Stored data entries
+++

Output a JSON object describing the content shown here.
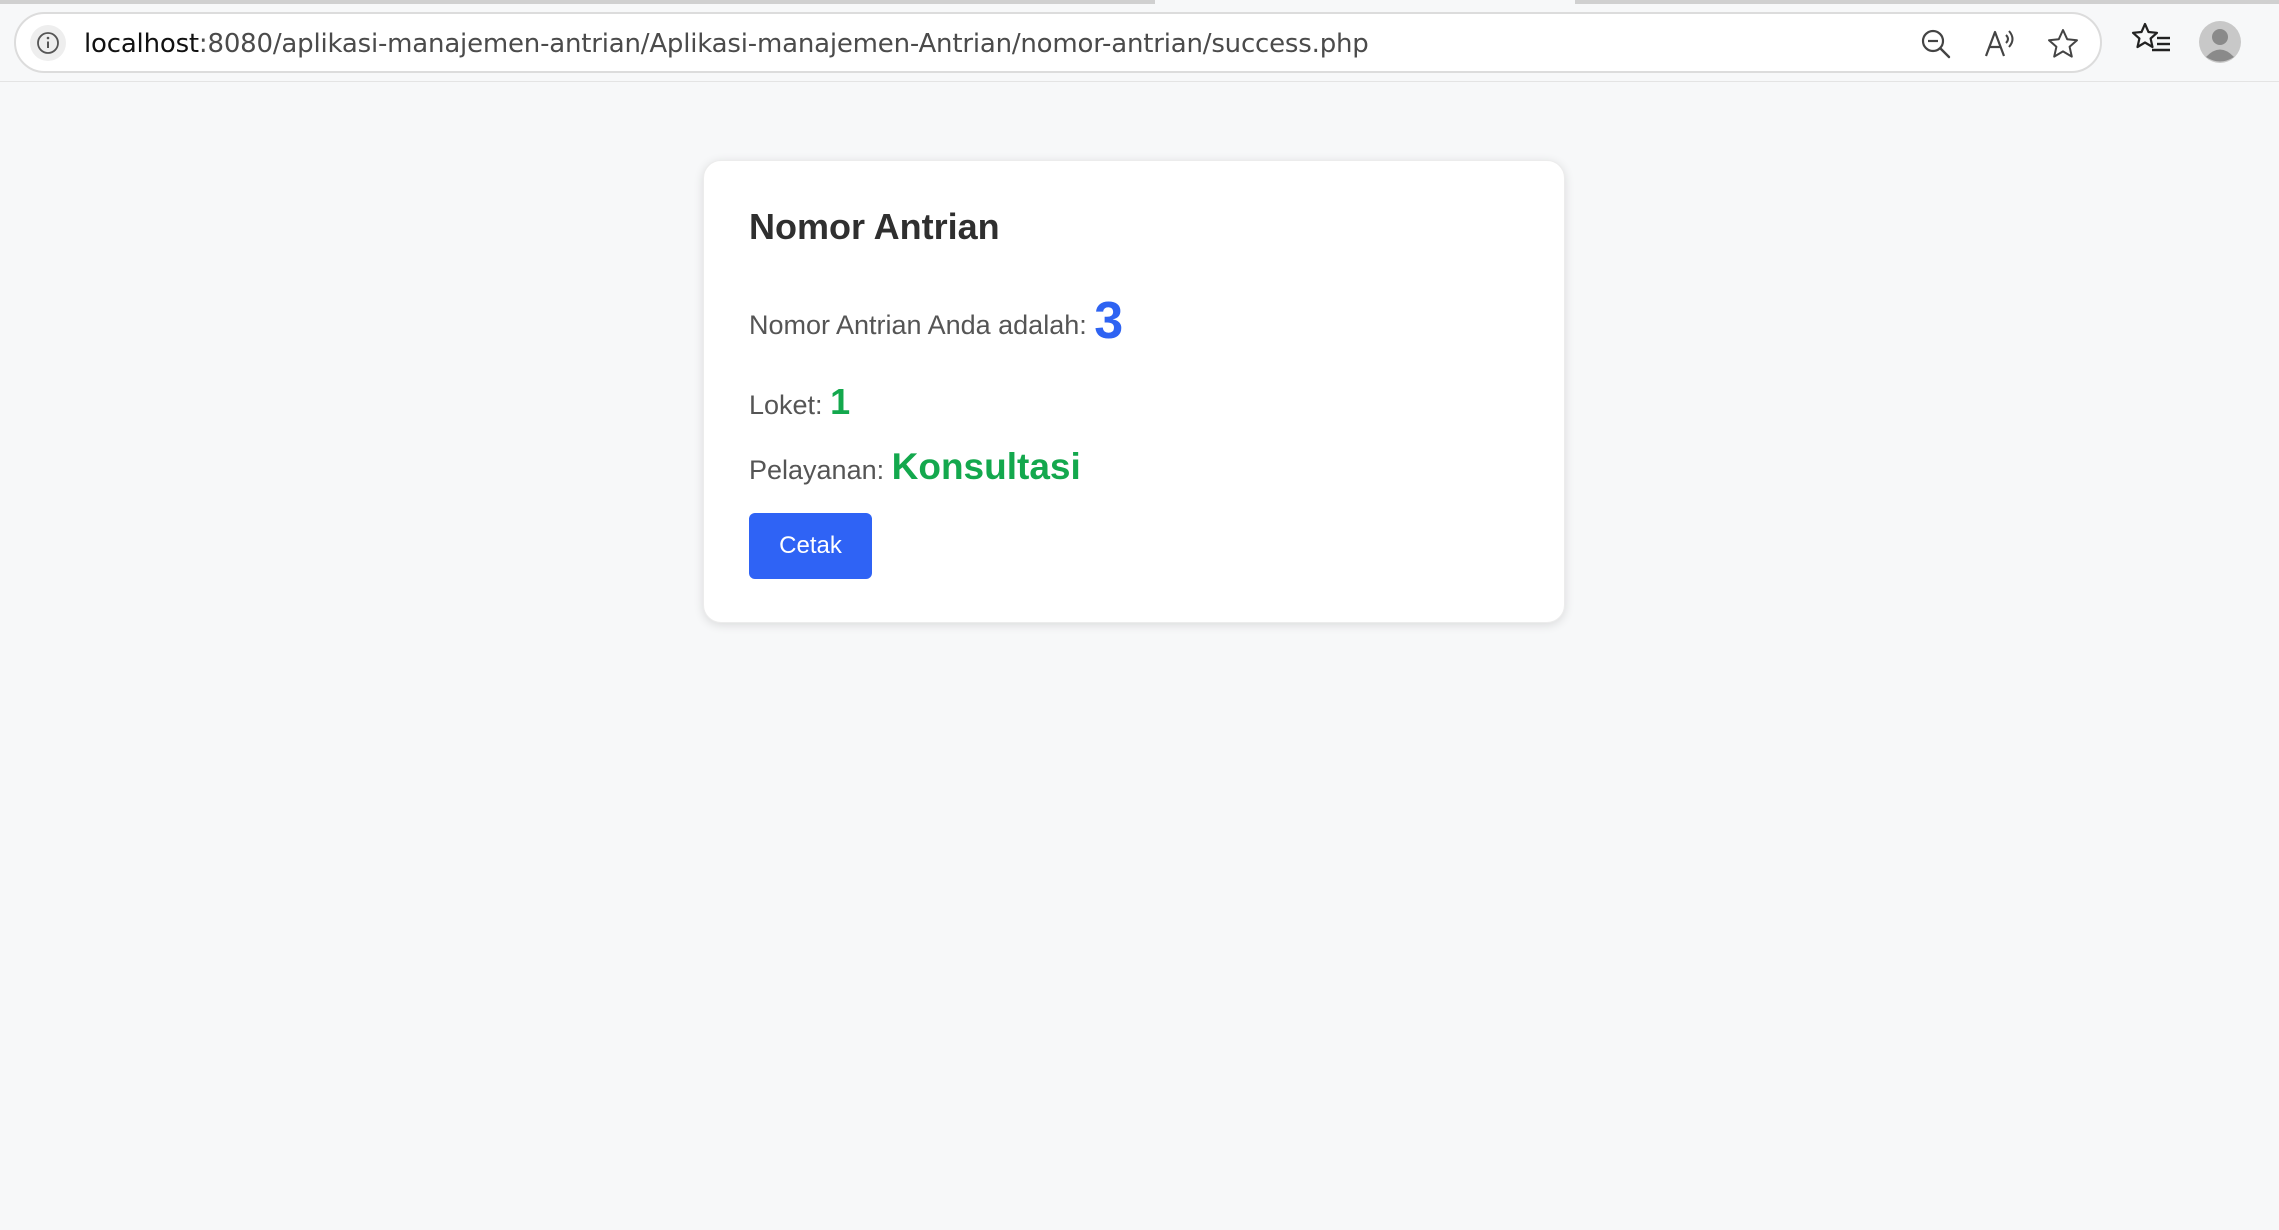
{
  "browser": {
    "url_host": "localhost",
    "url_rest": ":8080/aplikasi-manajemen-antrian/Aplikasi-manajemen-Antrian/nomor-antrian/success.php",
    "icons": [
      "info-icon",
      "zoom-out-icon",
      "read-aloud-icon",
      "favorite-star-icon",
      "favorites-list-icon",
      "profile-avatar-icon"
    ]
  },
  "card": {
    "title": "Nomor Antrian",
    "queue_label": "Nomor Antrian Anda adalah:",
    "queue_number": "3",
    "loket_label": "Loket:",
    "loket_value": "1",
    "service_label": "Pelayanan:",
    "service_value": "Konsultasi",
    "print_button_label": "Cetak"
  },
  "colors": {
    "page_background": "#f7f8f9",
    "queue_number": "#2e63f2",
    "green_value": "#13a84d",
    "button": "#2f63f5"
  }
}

+++

Exercise prompt. Return all of the data exactly as written, and drop the pictures.

Result.
Output a JSON object describing the content shown here.
{
  "browser": {
    "url_host": "localhost",
    "url_rest": ":8080/aplikasi-manajemen-antrian/Aplikasi-manajemen-Antrian/nomor-antrian/success.php",
    "icons": [
      "info-icon",
      "zoom-out-icon",
      "read-aloud-icon",
      "favorite-star-icon",
      "favorites-list-icon",
      "profile-avatar-icon"
    ]
  },
  "card": {
    "title": "Nomor Antrian",
    "queue_label": "Nomor Antrian Anda adalah:",
    "queue_number": "3",
    "loket_label": "Loket:",
    "loket_value": "1",
    "service_label": "Pelayanan:",
    "service_value": "Konsultasi",
    "print_button_label": "Cetak"
  },
  "colors": {
    "page_background": "#f7f8f9",
    "queue_number": "#2e63f2",
    "green_value": "#13a84d",
    "button": "#2f63f5"
  }
}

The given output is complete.